Record set:
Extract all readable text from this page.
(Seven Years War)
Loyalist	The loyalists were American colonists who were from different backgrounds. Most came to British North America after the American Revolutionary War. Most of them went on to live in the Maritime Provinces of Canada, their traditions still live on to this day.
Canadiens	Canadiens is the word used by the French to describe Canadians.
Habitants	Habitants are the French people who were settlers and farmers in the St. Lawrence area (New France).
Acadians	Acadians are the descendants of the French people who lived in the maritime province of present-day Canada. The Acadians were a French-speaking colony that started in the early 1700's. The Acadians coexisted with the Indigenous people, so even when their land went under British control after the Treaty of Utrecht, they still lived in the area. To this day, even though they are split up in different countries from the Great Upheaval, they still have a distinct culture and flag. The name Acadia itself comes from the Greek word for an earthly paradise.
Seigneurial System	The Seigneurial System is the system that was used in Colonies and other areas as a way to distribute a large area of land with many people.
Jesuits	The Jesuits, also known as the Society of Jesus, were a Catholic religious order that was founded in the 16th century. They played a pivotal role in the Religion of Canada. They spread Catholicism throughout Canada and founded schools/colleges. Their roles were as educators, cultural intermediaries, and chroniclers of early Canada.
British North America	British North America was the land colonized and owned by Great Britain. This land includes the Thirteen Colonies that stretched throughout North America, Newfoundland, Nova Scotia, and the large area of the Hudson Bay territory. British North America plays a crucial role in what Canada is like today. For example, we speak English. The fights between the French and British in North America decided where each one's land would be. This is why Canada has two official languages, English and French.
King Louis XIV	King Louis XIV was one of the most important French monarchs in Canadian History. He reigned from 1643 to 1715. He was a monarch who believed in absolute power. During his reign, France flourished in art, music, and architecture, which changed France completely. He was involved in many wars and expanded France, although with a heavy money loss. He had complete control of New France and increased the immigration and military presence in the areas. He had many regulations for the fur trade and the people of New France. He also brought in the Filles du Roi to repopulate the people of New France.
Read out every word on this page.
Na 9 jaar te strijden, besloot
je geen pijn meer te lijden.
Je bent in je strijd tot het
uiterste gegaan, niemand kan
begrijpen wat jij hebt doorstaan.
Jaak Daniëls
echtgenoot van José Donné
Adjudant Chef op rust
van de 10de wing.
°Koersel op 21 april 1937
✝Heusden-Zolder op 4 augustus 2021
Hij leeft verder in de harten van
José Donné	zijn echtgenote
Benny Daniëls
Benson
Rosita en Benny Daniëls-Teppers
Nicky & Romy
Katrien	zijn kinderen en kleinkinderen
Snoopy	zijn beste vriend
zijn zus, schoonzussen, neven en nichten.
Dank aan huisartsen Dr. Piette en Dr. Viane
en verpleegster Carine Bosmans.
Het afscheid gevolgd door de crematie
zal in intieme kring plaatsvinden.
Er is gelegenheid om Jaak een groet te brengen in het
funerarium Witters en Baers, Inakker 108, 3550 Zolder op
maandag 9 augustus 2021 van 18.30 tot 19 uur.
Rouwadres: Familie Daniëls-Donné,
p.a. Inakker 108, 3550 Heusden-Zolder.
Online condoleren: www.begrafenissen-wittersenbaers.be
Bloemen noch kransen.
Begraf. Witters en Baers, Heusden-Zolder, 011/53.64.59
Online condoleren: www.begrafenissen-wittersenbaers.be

Exercise instructions: Without leaving anything out, quote all the data.

Task solution:
Extract all readable text from this page.
(Seven Years War)
Loyalist	The loyalists were American colonists who were from different backgrounds. Most came to British North America after the American Revolutionary War. Most of them went on to live in the Maritime Provinces of Canada, their traditions still live on to this day.
Canadiens	Canadiens is the word used by the French to describe Canadians.
Habitants	Habitants are the French people who were settlers and farmers in the St. Lawrence area (New France).
Acadians	Acadians are the descendants of the French people who lived in the maritime province of present-day Canada. The Acadians were a French-speaking colony that started in the early 1700's. The Acadians coexisted with the Indigenous people, so even when their land went under British control after the Treaty of Utrecht, they still lived in the area. To this day, even though they are split up in different countries from the Great Upheaval, they still have a distinct culture and flag. The name Acadia itself comes from the Greek word for an earthly paradise.
Seigneurial System	The Seigneurial System is the system that was used in Colonies and other areas as a way to distribute a large area of land with many people.
Jesuits	The Jesuits, also known as the Society of Jesus, were a Catholic religious order that was founded in the 16th century. They played a pivotal role in the Religion of Canada. They spread Catholicism throughout Canada and founded schools/colleges. Their roles were as educators, cultural intermediaries, and chroniclers of early Canada.
British North America	British North America was the land colonized and owned by Great Britain. This land includes the Thirteen Colonies that stretched throughout North America, Newfoundland, Nova Scotia, and the large area of the Hudson Bay territory. British North America plays a crucial role in what Canada is like today. For example, we speak English. The fights between the French and British in North America decided where each one's land would be. This is why Canada has two official languages, English and French.
King Louis XIV	King Louis XIV was one of the most important French monarchs in Canadian History. He reigned from 1643 to 1715. He was a monarch who believed in absolute power. During his reign, France flourished in art, music, and architecture, which changed France completely. He was involved in many wars and expanded France, although with a heavy money loss. He had complete control of New France and increased the immigration and military presence in the areas. He had many regulations for the fur trade and the people of New France. He also brought in the Filles du Roi to repopulate the people of New France.
Read out every word on this page.
Na 9 jaar te strijden, besloot
je geen pijn meer te lijden.
Je bent in je strijd tot het
uiterste gegaan, niemand kan
begrijpen wat jij hebt doorstaan.
Jaak Daniëls
echtgenoot van José Donné
Adjudant Chef op rust
van de 10de wing.
°Koersel op 21 april 1937
✝Heusden-Zolder op 4 augustus 2021
Hij leeft verder in de harten van
José Donné	zijn echtgenote
Benny Daniëls
Benson
Rosita en Benny Daniëls-Teppers
Nicky & Romy
Katrien	zijn kinderen en kleinkinderen
Snoopy	zijn beste vriend
zijn zus, schoonzussen, neven en nichten.
Dank aan huisartsen Dr. Piette en Dr. Viane
en verpleegster Carine Bosmans.
Het afscheid gevolgd door de crematie
zal in intieme kring plaatsvinden.
Er is gelegenheid om Jaak een groet te brengen in het
funerarium Witters en Baers, Inakker 108, 3550 Zolder op
maandag 9 augustus 2021 van 18.30 tot 19 uur.
Rouwadres: Familie Daniëls-Donné,
p.a. Inakker 108, 3550 Heusden-Zolder.
Online condoleren: www.begrafenissen-wittersenbaers.be
Bloemen noch kransen.
Begraf. Witters en Baers, Heusden-Zolder, 011/53.64.59
Online condoleren: www.begrafenissen-wittersenbaers.be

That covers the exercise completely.